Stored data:
________

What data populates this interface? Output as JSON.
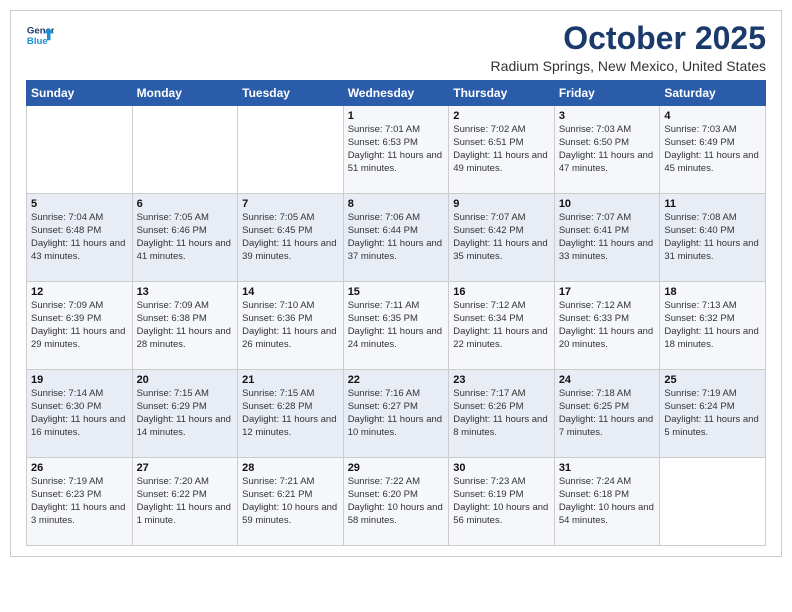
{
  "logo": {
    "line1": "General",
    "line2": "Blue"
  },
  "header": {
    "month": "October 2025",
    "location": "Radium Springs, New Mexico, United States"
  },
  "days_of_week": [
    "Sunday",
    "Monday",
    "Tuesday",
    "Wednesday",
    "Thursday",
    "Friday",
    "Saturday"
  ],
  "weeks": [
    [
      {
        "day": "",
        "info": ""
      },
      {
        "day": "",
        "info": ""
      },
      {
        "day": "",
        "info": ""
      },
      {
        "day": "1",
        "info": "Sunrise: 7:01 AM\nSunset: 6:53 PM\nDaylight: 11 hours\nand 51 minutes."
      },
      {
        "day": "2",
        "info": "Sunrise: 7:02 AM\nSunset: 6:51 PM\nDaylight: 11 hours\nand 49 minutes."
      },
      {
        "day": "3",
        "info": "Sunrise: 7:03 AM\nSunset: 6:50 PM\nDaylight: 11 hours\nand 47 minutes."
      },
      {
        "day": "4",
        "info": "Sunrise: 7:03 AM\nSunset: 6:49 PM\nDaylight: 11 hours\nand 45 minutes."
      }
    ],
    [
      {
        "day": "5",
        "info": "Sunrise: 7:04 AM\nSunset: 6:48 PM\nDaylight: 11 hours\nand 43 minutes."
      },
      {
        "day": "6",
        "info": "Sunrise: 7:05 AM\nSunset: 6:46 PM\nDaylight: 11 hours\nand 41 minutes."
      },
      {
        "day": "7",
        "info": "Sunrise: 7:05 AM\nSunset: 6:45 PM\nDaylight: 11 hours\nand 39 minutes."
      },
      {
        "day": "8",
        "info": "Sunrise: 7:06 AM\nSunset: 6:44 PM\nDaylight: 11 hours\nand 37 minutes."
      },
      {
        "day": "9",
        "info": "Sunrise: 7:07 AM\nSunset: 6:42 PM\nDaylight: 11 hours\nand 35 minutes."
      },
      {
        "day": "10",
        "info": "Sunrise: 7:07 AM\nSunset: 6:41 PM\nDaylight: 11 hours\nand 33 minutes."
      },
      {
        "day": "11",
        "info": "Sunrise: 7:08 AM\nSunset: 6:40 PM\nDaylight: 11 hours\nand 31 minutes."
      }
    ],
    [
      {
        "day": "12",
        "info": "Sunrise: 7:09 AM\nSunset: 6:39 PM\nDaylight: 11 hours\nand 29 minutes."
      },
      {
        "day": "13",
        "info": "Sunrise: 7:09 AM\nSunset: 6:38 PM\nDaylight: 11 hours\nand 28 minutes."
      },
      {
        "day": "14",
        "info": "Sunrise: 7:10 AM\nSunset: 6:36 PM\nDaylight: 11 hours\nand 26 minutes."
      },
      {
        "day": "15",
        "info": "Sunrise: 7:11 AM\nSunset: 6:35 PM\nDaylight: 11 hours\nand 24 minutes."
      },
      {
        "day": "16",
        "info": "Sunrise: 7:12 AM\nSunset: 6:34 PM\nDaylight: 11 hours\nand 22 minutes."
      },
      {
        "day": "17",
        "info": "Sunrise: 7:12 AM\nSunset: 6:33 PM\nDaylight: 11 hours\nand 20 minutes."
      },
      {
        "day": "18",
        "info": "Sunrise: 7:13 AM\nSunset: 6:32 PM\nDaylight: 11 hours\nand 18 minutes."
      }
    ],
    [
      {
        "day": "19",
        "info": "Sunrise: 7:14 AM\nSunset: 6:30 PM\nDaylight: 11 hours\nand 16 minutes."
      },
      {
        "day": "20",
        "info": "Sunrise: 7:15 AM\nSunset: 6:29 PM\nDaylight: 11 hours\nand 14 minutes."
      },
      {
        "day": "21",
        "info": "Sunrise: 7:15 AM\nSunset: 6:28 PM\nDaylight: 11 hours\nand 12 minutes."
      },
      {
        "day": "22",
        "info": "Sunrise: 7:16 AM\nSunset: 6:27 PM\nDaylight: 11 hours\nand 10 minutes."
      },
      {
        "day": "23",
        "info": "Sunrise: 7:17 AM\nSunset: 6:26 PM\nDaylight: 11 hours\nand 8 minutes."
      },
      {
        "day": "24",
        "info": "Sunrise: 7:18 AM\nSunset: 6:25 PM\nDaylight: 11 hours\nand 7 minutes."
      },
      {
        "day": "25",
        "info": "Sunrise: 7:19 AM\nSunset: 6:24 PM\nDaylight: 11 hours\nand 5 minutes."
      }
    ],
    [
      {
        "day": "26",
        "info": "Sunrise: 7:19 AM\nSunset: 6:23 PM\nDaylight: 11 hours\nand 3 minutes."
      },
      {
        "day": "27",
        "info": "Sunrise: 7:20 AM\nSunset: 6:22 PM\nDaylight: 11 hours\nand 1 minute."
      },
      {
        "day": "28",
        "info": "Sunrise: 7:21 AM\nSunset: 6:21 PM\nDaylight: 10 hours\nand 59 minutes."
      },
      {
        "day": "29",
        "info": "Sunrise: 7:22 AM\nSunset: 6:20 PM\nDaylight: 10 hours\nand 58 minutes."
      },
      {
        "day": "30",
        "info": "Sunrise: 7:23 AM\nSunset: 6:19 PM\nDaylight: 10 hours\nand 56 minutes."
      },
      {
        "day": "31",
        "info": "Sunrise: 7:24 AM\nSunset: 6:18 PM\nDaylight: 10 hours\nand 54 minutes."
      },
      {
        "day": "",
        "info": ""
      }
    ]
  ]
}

________

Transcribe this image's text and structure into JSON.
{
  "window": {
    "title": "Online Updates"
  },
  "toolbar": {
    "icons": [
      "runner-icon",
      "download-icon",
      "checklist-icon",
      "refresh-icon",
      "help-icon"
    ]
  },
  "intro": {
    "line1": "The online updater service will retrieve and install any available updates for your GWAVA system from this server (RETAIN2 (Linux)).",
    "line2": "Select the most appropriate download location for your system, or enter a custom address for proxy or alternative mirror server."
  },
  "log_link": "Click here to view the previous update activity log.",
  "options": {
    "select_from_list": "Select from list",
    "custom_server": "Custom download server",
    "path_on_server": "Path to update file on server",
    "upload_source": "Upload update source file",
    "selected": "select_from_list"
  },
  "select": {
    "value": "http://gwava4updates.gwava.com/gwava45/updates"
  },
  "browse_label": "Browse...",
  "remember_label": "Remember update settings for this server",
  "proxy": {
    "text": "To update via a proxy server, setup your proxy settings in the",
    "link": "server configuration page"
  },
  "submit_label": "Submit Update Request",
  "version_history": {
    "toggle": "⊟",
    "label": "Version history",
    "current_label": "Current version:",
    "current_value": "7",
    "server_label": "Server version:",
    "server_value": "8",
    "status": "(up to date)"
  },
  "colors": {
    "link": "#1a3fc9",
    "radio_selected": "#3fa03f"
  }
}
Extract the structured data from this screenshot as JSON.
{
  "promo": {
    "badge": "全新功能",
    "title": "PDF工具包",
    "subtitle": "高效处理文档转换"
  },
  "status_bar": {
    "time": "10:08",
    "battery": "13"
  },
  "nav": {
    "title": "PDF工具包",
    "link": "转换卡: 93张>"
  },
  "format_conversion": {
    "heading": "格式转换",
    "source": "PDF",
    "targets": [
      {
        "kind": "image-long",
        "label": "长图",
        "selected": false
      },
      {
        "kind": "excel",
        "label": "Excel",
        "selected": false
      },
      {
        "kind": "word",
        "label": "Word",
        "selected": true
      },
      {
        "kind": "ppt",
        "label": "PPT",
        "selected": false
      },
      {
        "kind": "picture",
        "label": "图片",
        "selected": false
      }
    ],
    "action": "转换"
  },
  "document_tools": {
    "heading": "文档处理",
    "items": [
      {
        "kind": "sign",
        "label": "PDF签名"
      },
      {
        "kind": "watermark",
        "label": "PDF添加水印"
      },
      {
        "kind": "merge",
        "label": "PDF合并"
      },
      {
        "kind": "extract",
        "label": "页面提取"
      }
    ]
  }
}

________

Locate the string "download" in the listing above and copy every line where it occurs.

ANSWER FOR THE TASK:
      "download-icon",
    "line2": "Select the most appropriate download location for your system, or enter a custom address for proxy or alternative mirror server."
    "custom_server": "Custom download server",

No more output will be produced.